The entries below should be output exactly as written.

--- Start ---

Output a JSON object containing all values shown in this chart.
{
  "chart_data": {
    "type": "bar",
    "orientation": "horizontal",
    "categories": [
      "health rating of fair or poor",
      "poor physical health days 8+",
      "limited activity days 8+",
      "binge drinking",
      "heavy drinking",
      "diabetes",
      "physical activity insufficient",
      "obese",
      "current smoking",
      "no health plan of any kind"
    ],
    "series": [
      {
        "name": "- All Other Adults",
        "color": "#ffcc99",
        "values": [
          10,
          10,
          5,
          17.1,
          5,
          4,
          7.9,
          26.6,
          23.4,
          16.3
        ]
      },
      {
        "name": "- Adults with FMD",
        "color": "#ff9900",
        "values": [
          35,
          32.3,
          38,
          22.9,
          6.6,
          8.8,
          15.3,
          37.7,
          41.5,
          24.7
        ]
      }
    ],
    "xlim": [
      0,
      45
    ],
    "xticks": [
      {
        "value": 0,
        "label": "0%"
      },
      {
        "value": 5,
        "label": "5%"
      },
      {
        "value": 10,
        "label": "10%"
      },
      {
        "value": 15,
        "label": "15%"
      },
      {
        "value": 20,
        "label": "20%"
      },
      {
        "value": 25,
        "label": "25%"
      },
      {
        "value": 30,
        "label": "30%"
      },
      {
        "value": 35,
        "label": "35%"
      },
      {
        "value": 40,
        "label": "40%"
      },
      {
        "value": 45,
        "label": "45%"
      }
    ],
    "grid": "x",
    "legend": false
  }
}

--- End ---

(Exercise answer):
Output a JSON object containing all values shown in this chart.
{
  "chart_data": {
    "type": "bar",
    "orientation": "horizontal",
    "categories": [
      "health rating of fair or poor",
      "poor physical health days 8+",
      "limited activity days 8+",
      "binge drinking",
      "heavy drinking",
      "diabetes",
      "physical activity insufficient",
      "obese",
      "current smoking",
      "no health plan of any kind"
    ],
    "series": [
      {
        "name": "- All Other Adults",
        "color": "#ffcc99",
        "values": [
          10,
          10,
          5,
          17.1,
          5,
          4,
          7.9,
          26.6,
          23.4,
          16.3
        ]
      },
      {
        "name": "- Adults with FMD",
        "color": "#ff9900",
        "values": [
          35,
          32.3,
          38,
          22.9,
          6.6,
          8.8,
          15.3,
          37.7,
          41.5,
          24.7
        ]
      }
    ],
    "xlim": [
      0,
      45
    ],
    "xticks": [
      {
        "value": 0,
        "label": "0%"
      },
      {
        "value": 5,
        "label": "5%"
      },
      {
        "value": 10,
        "label": "10%"
      },
      {
        "value": 15,
        "label": "15%"
      },
      {
        "value": 20,
        "label": "20%"
      },
      {
        "value": 25,
        "label": "25%"
      },
      {
        "value": 30,
        "label": "30%"
      },
      {
        "value": 35,
        "label": "35%"
      },
      {
        "value": 40,
        "label": "40%"
      },
      {
        "value": 45,
        "label": "45%"
      }
    ],
    "grid": "x",
    "legend": false
  }
}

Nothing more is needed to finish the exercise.